### Your tasks
- 1) Reproduce the fertilizer thread between "(derived from Potassium" and "(Jan 23, 2004)", inclusive, with "demineralized water" replaced by "distilled water".
- 2) Write what comes next in the aquarium fertilizer thread, picking up after its final line.

### Extract to read
■ ■ ■

# How much Fertilizer?



## Dewmazz (Sep 6, 2005)

The following are two solutions which I currently have available (bought it a while ago, recently re-discovered it), until I can get some PMDD powder. Approx. how much of this stuff should I use with the EI method for a light-medium planted 10 gal. tank? I also have Flora-Pride for some iron enrichment.

*First Solution*

Total Nitrogen 5% (.3% Ammoniacal Nitrogen, 4.7% Nitrate Nitrogen)
Soluble Potash 1%
Calcium 5%
Cobalt .0005%
Souluble Iron .1% (Chelated Iron)
Maganese .05% (Chelated Maganese)
Molybendum .0008%

(derived from Ammonium Molybdate, Calcium Nitrate, Cobalt Nitrate, Copper Nitrate, Potassium Nitrate, Zinc Nitrate, Potassium Borate, Potassium Sulfate, Calcium Carbonate, Maganese EDTA, Iron EDDHA, and Iron DPTA)

*Second Solution*

Available Phosphates 5%
Soluble Potash 6%

(derived from Mono Potassium Phosphate, Potassium Hydroxide)

*FloraPride*

Soluble Potash 3%
Min. Iron .19%
Min. Molybdenum .0005%

(derived from Potassium Sulfate, EDTA, Iron Chloride, Sodium Hydroxide, DTPA, Potassium Iodide, Ammonium Heptamolybdate, With demineralized water up to 100%)


----------



## plantbrain (Jan 23, 2004)

If they have NH4, don't use them.
Use the last two and wait till you can get some KNO3 at Home Depot etc.

■ ■ ■

### Supplied material
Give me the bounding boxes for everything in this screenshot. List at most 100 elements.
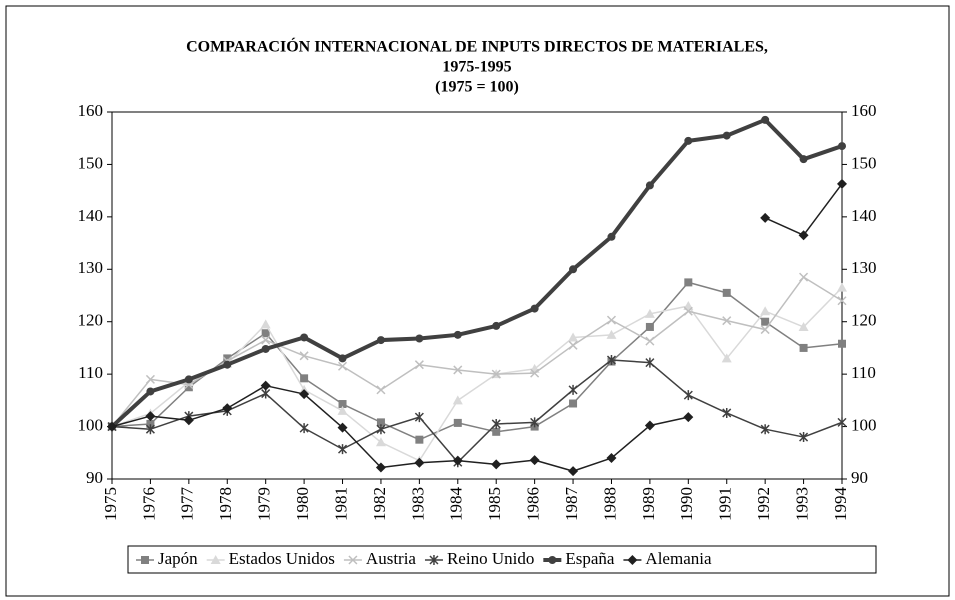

■ ■ ■

### The answers
- 1)
(derived from Potassium Sulfate, EDTA, Iron Chloride, Sodium Hydroxide, DTPA, Potassium Iodide, Ammonium Heptamolybdate, With distilled water up to 100%)


----------



## plantbrain (Jan 23, 2004)

- 2)
Regards, 
Tom Barr


----------



## Dewmazz (Sep 6, 2005)

Thanks for the reply. for a 10 gal tank, would 1/4 tsp PMDD solution every other day w/ 30% water change once a week be alright?


----------



## Dewmazz (Sep 6, 2005)

Anyone have dosing advice?


----------



## Edward (May 25, 2004)

Hi 
We can help you to grow beautiful plants if you get K2SO4, KNO3, KH2PO4, MgSO4, TE and (CaCl2 if your water source is weak on Ca). You supply the light, CO2 and scissors for trimming.

Edward


----------



## Dewmazz (Sep 6, 2005)

Thanks for the advice. My PMDD came today, and I made a diluted solution of 1/2 teaspoon to a little over 100ml. I was probably going to dose approx. 2ml every-other day to every two days or so, and do a 30-40% waterchange each week. I think I'm not adding too much (I hate calculations - I get enough of it in math class  ).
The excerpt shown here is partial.